[Items from a figure collection]
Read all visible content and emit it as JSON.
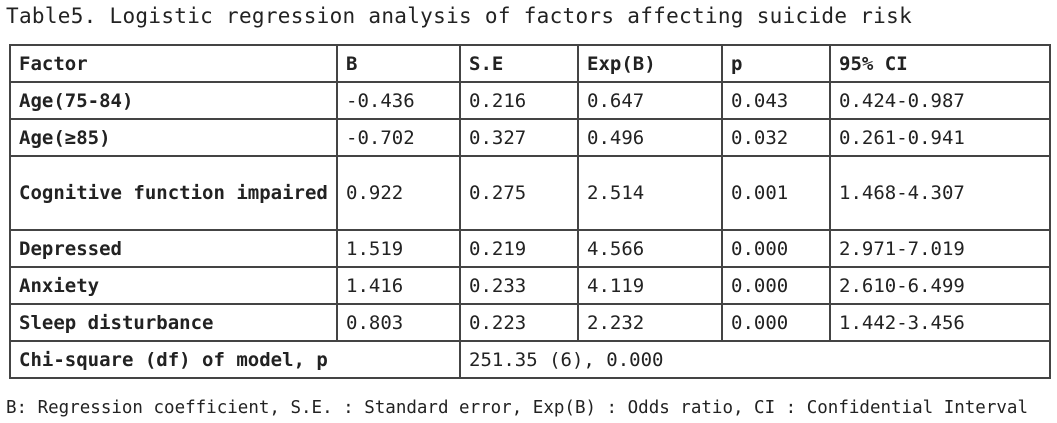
{
  "caption": "Table5. Logistic regression analysis of factors affecting suicide risk",
  "table": {
    "headers": [
      "Factor",
      "B",
      "S.E",
      "Exp(B)",
      "p",
      "95% CI"
    ],
    "rows": [
      [
        "Age(75-84)",
        "-0.436",
        "0.216",
        "0.647",
        "0.043",
        "0.424-0.987"
      ],
      [
        "Age(≥85)",
        "-0.702",
        "0.327",
        "0.496",
        "0.032",
        "0.261-0.941"
      ],
      [
        "Cognitive function impaired",
        "0.922",
        "0.275",
        "2.514",
        "0.001",
        "1.468-4.307"
      ],
      [
        "Depressed",
        "1.519",
        "0.219",
        "4.566",
        "0.000",
        "2.971-7.019"
      ],
      [
        "Anxiety",
        "1.416",
        "0.233",
        "4.119",
        "0.000",
        "2.610-6.499"
      ],
      [
        "Sleep disturbance",
        "0.803",
        "0.223",
        "2.232",
        "0.000",
        "1.442-3.456"
      ]
    ],
    "model_row": {
      "label": "Chi-square (df) of model, p",
      "value": "251.35 (6), 0.000"
    }
  },
  "footnote": "B: Regression coefficient, S.E. : Standard error, Exp(B) : Odds ratio, CI : Confidential Interval"
}
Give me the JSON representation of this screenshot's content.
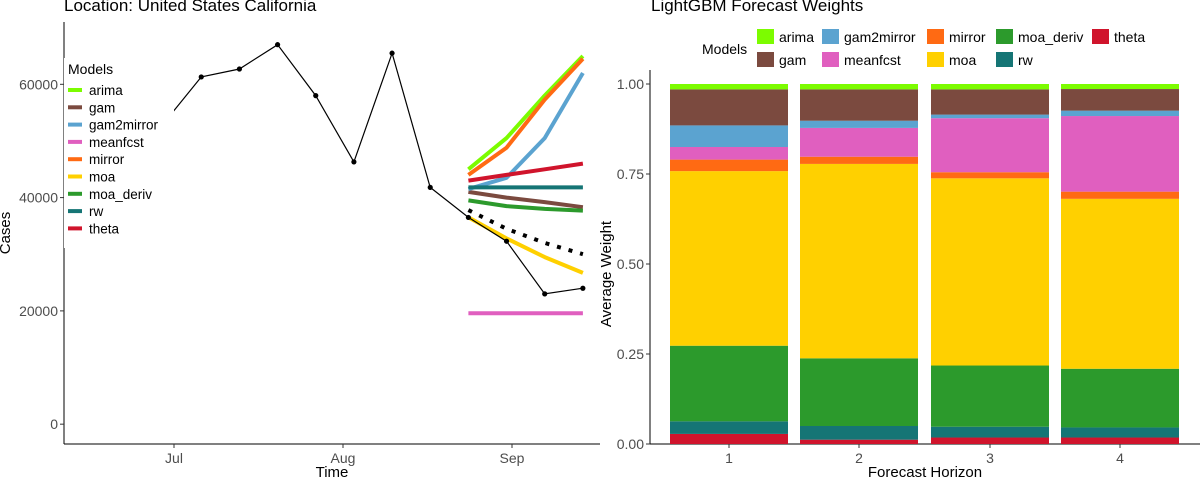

:: What you will do ::
Copy all the lines of data exactly as they appear, dropping any images.

:: Result of this task ::
Read all visible content and emit it as JSON.
{
  "caption": "Table5. Logistic regression analysis of factors affecting suicide risk",
  "table": {
    "headers": [
      "Factor",
      "B",
      "S.E",
      "Exp(B)",
      "p",
      "95% CI"
    ],
    "rows": [
      [
        "Age(75-84)",
        "-0.436",
        "0.216",
        "0.647",
        "0.043",
        "0.424-0.987"
      ],
      [
        "Age(≥85)",
        "-0.702",
        "0.327",
        "0.496",
        "0.032",
        "0.261-0.941"
      ],
      [
        "Cognitive function impaired",
        "0.922",
        "0.275",
        "2.514",
        "0.001",
        "1.468-4.307"
      ],
      [
        "Depressed",
        "1.519",
        "0.219",
        "4.566",
        "0.000",
        "2.971-7.019"
      ],
      [
        "Anxiety",
        "1.416",
        "0.233",
        "4.119",
        "0.000",
        "2.610-6.499"
      ],
      [
        "Sleep disturbance",
        "0.803",
        "0.223",
        "2.232",
        "0.000",
        "1.442-3.456"
      ]
    ],
    "model_row": {
      "label": "Chi-square (df) of model, p",
      "value": "251.35 (6), 0.000"
    }
  },
  "footnote": "B: Regression coefficient, S.E. : Standard error, Exp(B) : Odds ratio, CI : Confidential Interval"
}
Give me the JSON representation of this screenshot's content.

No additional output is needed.